WHAT IS REQUIRED:
Repeat, without any change, the entries presented below.

LISTED RECORDS:
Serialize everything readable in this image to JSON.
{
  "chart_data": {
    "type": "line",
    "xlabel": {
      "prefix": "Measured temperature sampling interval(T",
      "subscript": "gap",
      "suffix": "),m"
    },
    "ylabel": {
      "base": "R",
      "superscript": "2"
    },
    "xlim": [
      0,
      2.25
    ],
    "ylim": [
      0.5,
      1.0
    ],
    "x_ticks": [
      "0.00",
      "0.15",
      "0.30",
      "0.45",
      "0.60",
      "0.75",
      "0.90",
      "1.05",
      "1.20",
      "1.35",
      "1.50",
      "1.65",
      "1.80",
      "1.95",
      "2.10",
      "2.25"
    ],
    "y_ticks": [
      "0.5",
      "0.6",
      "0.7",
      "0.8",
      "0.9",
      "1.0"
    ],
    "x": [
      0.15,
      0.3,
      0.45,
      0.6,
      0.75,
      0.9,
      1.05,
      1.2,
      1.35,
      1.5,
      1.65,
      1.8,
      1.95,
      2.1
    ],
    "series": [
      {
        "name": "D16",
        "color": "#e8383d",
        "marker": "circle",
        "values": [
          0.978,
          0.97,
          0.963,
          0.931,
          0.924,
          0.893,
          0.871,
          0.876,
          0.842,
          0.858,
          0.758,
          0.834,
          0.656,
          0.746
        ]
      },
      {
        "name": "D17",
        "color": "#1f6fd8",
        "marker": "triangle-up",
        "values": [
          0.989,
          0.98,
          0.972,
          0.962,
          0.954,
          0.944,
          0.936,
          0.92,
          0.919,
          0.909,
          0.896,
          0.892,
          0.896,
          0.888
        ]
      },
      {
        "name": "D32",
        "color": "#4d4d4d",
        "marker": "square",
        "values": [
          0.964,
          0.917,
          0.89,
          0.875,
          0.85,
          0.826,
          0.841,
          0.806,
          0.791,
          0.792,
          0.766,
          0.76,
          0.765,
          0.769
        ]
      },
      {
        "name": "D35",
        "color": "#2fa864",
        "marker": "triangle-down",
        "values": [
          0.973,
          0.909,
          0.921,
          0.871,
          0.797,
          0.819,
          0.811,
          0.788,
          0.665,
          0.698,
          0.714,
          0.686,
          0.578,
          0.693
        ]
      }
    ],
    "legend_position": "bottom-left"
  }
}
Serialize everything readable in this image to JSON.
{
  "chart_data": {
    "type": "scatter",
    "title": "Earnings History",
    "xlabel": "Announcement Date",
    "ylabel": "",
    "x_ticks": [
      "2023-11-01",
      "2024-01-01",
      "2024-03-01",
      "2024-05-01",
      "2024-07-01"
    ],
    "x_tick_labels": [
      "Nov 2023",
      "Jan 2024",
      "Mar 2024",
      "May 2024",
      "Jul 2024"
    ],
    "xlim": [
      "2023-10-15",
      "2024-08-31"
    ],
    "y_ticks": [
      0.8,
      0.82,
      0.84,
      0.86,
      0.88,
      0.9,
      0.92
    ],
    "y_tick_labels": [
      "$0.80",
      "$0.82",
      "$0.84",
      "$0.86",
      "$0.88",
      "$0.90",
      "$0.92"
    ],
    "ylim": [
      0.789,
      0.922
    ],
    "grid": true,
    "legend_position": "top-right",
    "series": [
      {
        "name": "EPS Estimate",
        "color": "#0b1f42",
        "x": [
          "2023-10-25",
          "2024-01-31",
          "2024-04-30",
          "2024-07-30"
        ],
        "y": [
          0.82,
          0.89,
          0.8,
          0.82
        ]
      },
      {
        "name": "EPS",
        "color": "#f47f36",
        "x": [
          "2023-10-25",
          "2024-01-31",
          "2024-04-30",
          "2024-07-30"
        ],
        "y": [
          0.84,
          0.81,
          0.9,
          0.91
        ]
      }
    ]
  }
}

ANSWER TO THIS PROBLEM:
Serialize everything readable in this image to JSON.
{
  "chart_data": {
    "type": "line",
    "xlabel": {
      "prefix": "Measured temperature sampling interval(T",
      "subscript": "gap",
      "suffix": "),m"
    },
    "ylabel": {
      "base": "R",
      "superscript": "2"
    },
    "xlim": [
      0,
      2.25
    ],
    "ylim": [
      0.5,
      1.0
    ],
    "x_ticks": [
      "0.00",
      "0.15",
      "0.30",
      "0.45",
      "0.60",
      "0.75",
      "0.90",
      "1.05",
      "1.20",
      "1.35",
      "1.50",
      "1.65",
      "1.80",
      "1.95",
      "2.10",
      "2.25"
    ],
    "y_ticks": [
      "0.5",
      "0.6",
      "0.7",
      "0.8",
      "0.9",
      "1.0"
    ],
    "x": [
      0.15,
      0.3,
      0.45,
      0.6,
      0.75,
      0.9,
      1.05,
      1.2,
      1.35,
      1.5,
      1.65,
      1.8,
      1.95,
      2.1
    ],
    "series": [
      {
        "name": "D16",
        "color": "#e8383d",
        "marker": "circle",
        "values": [
          0.978,
          0.97,
          0.963,
          0.931,
          0.924,
          0.893,
          0.871,
          0.876,
          0.842,
          0.858,
          0.758,
          0.834,
          0.656,
          0.746
        ]
      },
      {
        "name": "D17",
        "color": "#1f6fd8",
        "marker": "triangle-up",
        "values": [
          0.989,
          0.98,
          0.972,
          0.962,
          0.954,
          0.944,
          0.936,
          0.92,
          0.919,
          0.909,
          0.896,
          0.892,
          0.896,
          0.888
        ]
      },
      {
        "name": "D32",
        "color": "#4d4d4d",
        "marker": "square",
        "values": [
          0.964,
          0.917,
          0.89,
          0.875,
          0.85,
          0.826,
          0.841,
          0.806,
          0.791,
          0.792,
          0.766,
          0.76,
          0.765,
          0.769
        ]
      },
      {
        "name": "D35",
        "color": "#2fa864",
        "marker": "triangle-down",
        "values": [
          0.973,
          0.909,
          0.921,
          0.871,
          0.797,
          0.819,
          0.811,
          0.788,
          0.665,
          0.698,
          0.714,
          0.686,
          0.578,
          0.693
        ]
      }
    ],
    "legend_position": "bottom-left"
  }
}
Serialize everything readable in this image to JSON.
{
  "chart_data": {
    "type": "scatter",
    "title": "Earnings History",
    "xlabel": "Announcement Date",
    "ylabel": "",
    "x_ticks": [
      "2023-11-01",
      "2024-01-01",
      "2024-03-01",
      "2024-05-01",
      "2024-07-01"
    ],
    "x_tick_labels": [
      "Nov 2023",
      "Jan 2024",
      "Mar 2024",
      "May 2024",
      "Jul 2024"
    ],
    "xlim": [
      "2023-10-15",
      "2024-08-31"
    ],
    "y_ticks": [
      0.8,
      0.82,
      0.84,
      0.86,
      0.88,
      0.9,
      0.92
    ],
    "y_tick_labels": [
      "$0.80",
      "$0.82",
      "$0.84",
      "$0.86",
      "$0.88",
      "$0.90",
      "$0.92"
    ],
    "ylim": [
      0.789,
      0.922
    ],
    "grid": true,
    "legend_position": "top-right",
    "series": [
      {
        "name": "EPS Estimate",
        "color": "#0b1f42",
        "x": [
          "2023-10-25",
          "2024-01-31",
          "2024-04-30",
          "2024-07-30"
        ],
        "y": [
          0.82,
          0.89,
          0.8,
          0.82
        ]
      },
      {
        "name": "EPS",
        "color": "#f47f36",
        "x": [
          "2023-10-25",
          "2024-01-31",
          "2024-04-30",
          "2024-07-30"
        ],
        "y": [
          0.84,
          0.81,
          0.9,
          0.91
        ]
      }
    ]
  }
}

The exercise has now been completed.